WORK REQUIRED
Across the listing below, count the lines that mention the string "Withholding". Reply with the figure only.

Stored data
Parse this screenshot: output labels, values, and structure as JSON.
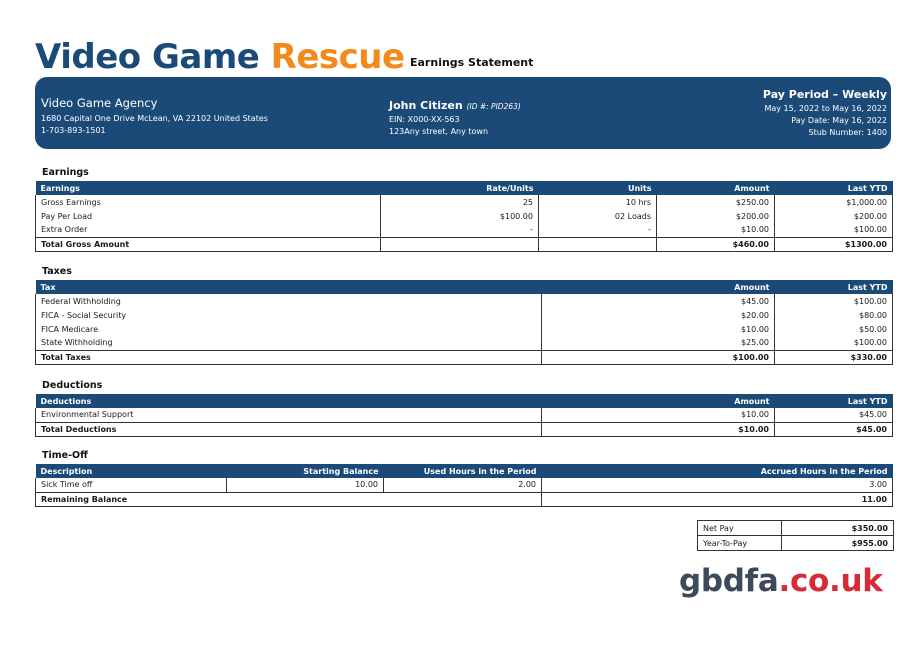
{
  "header": {
    "brand_part1": "Video Game ",
    "brand_part2": "Rescue",
    "statement_title": "Earnings Statement"
  },
  "company": {
    "name": "Video Game Agency",
    "address": "1680 Capital One Drive McLean, VA 22102 United States",
    "phone": "1-703-893-1501"
  },
  "employee": {
    "name": "John Citizen",
    "id_label": "(ID #:  PID263)",
    "ein": "EIN: X000-XX-563",
    "address": "123Any street, Any town"
  },
  "pay_period": {
    "title": "Pay Period – Weekly",
    "range": "May 15, 2022 to May 16, 2022",
    "pay_date": "Pay Date: May 16, 2022",
    "stub": "Stub Number: 1400"
  },
  "earnings": {
    "section_title": "Earnings",
    "headers": [
      "Earnings",
      "Rate/Units",
      "Units",
      "Amount",
      "Last YTD"
    ],
    "rows": [
      [
        "Gross Earnings",
        "25",
        "10 hrs",
        "$250.00",
        "$1,000.00"
      ],
      [
        "Pay Per Load",
        "$100.00",
        "02 Loads",
        "$200.00",
        "$200.00"
      ],
      [
        "Extra Order",
        "-",
        "-",
        "$10.00",
        "$100.00"
      ]
    ],
    "total": [
      "Total Gross Amount",
      "",
      "",
      "$460.00",
      "$1300.00"
    ]
  },
  "taxes": {
    "section_title": "Taxes",
    "headers": [
      "Tax",
      "Amount",
      "Last YTD"
    ],
    "rows": [
      [
        "Federal Withholding",
        "$45.00",
        "$100.00"
      ],
      [
        "FICA - Social Security",
        "$20.00",
        "$80.00"
      ],
      [
        "FICA Medicare",
        "$10.00",
        "$50.00"
      ],
      [
        "State Withholding",
        "$25.00",
        "$100.00"
      ]
    ],
    "total": [
      "Total Taxes",
      "$100.00",
      "$330.00"
    ]
  },
  "deductions": {
    "section_title": "Deductions",
    "headers": [
      "Deductions",
      "Amount",
      "Last YTD"
    ],
    "rows": [
      [
        "Environmental Support",
        "$10.00",
        "$45.00"
      ]
    ],
    "total": [
      "Total Deductions",
      "$10.00",
      "$45.00"
    ]
  },
  "timeoff": {
    "section_title": "Time-Off",
    "headers": [
      "Description",
      "Starting Balance",
      "Used Hours in the Period",
      "Accrued Hours in the Period"
    ],
    "rows": [
      [
        "Sick Time off",
        "10.00",
        "2.00",
        "3.00"
      ]
    ],
    "total": [
      "Remaining Balance",
      "11.00"
    ]
  },
  "summary": {
    "rows": [
      [
        "Net Pay",
        "$350.00"
      ],
      [
        "Year-To-Pay",
        "$955.00"
      ]
    ]
  },
  "watermark": {
    "part1": "gbdfa",
    "part2": ".co.uk"
  },
  "colors": {
    "brand_blue": "#1b4a78",
    "brand_orange": "#f28a1c",
    "watermark_gray": "#3c4a5c",
    "watermark_red": "#d62b35"
  }
}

REPLY
2